## What to do
Extract all lines that hold "Enter" from the records below.

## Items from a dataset
((

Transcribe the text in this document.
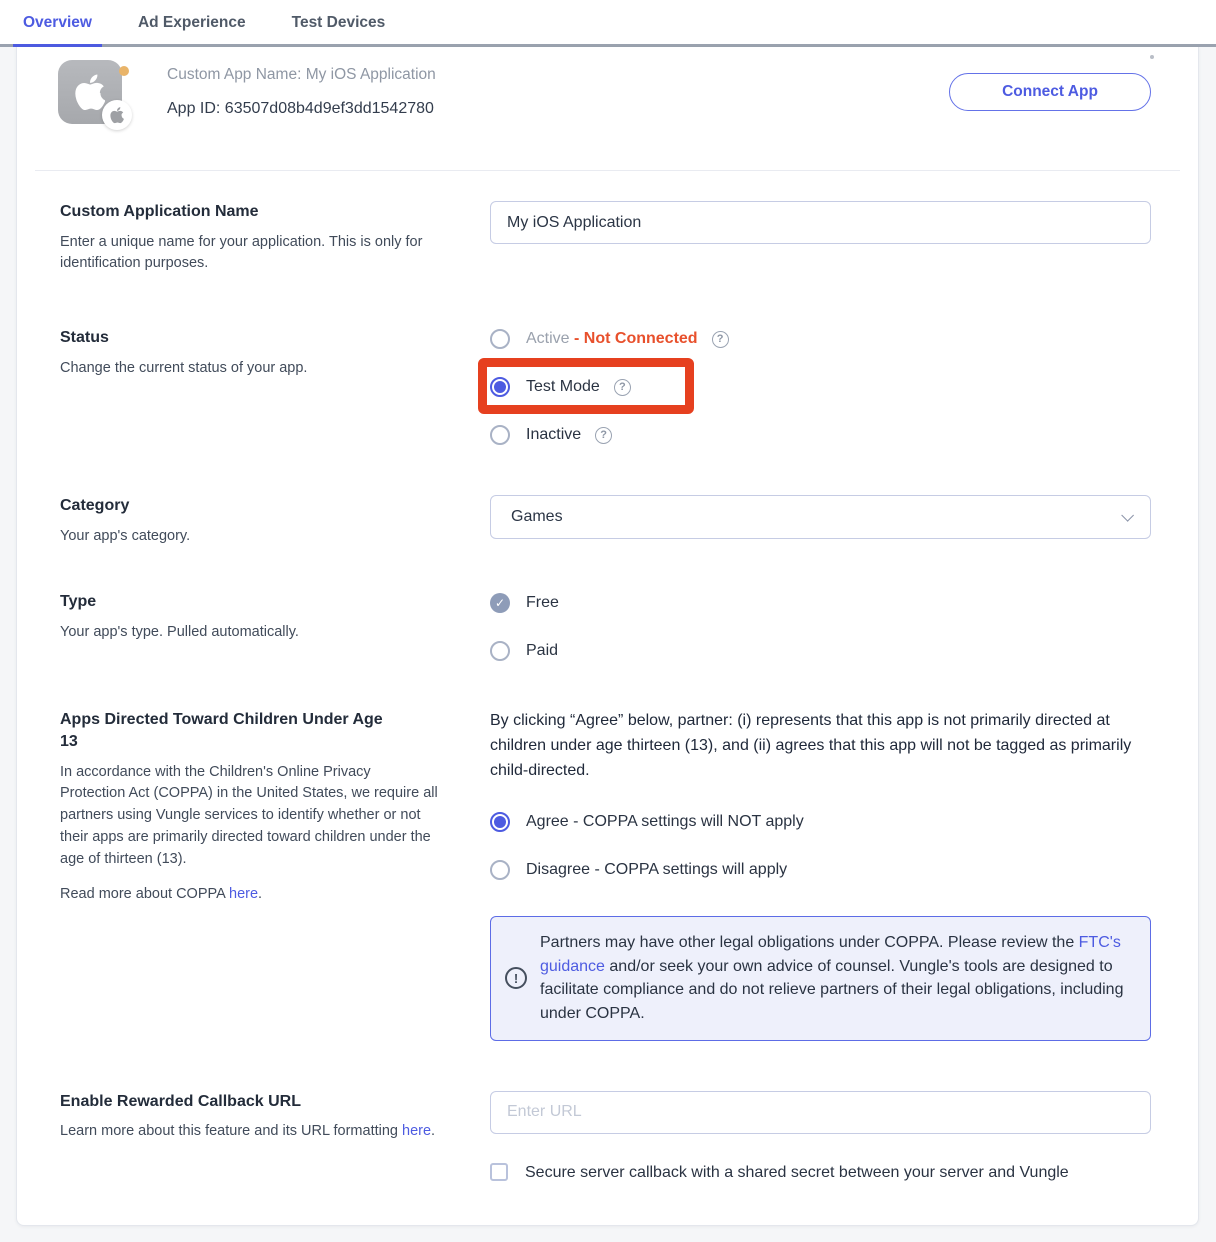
Overview	Ad Experience	Test Devices
Custom App Name: My iOS Application
App ID: 63507d08b4d9ef3dd1542780
Connect App
Custom Application Name

Enter a unique name for your application. This is only for identification purposes.

My iOS Application
Status

Change the current status of your app.

Active - Not Connected	?
Test Mode	?
Inactive	?
Category

Your app's category.

Games
Type

Your app's type. Pulled automatically.

✓	Free
Paid
Apps Directed Toward Children Under Age 13

In accordance with the Children's Online Privacy Protection Act (COPPA) in the United States, we require all partners using Vungle services to identify whether or not their apps are primarily directed toward children under the age of thirteen (13).

Read more about COPPA here.

By clicking “Agree” below, partner: (i) represents that this app is not primarily directed at children under age thirteen (13), and (ii) agrees that this app will not be tagged as primarily child-directed.

Agree - COPPA settings will NOT apply
Disagree - COPPA settings will apply
!
Partners may have other legal obligations under COPPA. Please review the FTC's guidance and/or seek your own advice of counsel. Vungle's tools are designed to facilitate compliance and do not relieve partners of their legal obligations, including under COPPA.
Enable Rewarded Callback URL

Learn more about this feature and its URL formatting here.

Enter URL
Secure server callback with a shared secret between your server and Vungle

))

## Result below
Enter a unique name for your application. This is only for identification purposes.
Enter URL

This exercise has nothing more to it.